:: Exercise materials ::
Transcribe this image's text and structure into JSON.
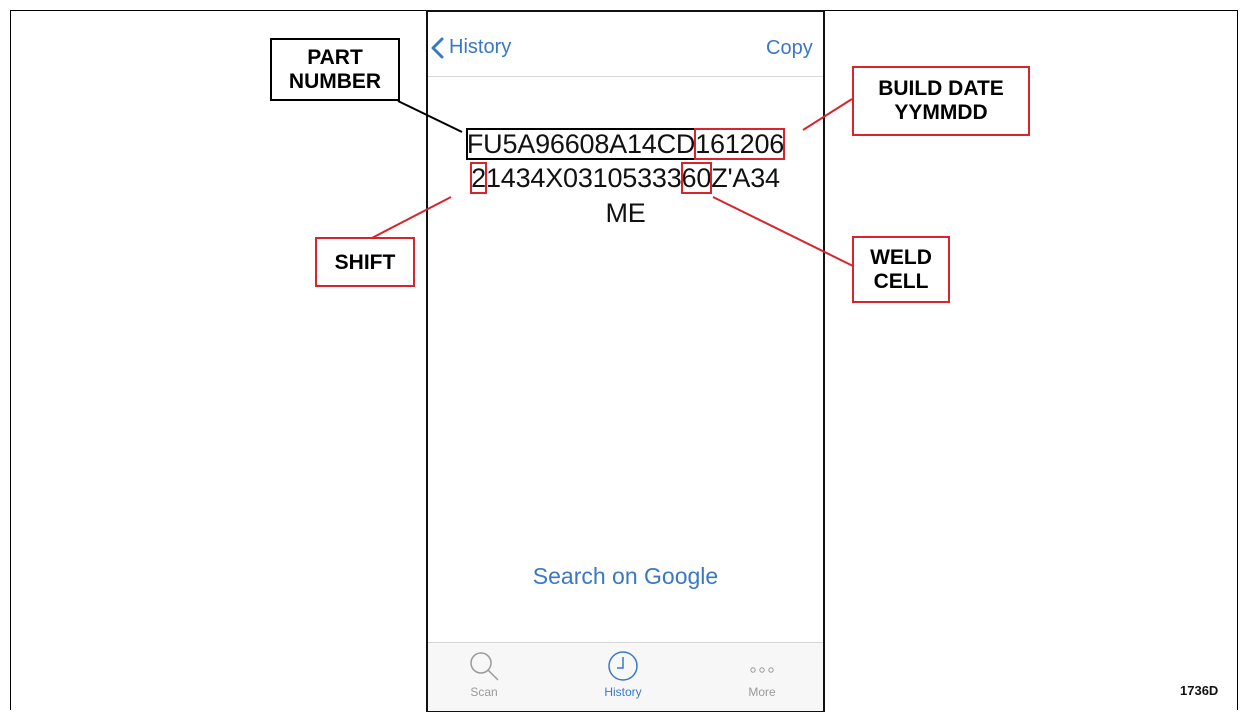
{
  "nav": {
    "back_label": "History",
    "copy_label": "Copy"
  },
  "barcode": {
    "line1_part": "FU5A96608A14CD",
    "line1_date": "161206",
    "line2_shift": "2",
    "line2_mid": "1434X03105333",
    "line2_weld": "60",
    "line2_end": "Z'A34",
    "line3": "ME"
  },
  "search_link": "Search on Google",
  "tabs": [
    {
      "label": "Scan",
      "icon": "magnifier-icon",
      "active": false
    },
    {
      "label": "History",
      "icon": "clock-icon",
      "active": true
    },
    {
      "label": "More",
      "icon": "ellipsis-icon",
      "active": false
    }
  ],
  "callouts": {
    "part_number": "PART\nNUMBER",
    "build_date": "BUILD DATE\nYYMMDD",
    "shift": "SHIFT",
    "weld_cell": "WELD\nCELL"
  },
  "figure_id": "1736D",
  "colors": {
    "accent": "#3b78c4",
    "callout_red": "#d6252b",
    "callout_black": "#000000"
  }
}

:: Written request ::
Count the lines that include the word "icon" and state the result as a bare number.

:: Result ::
3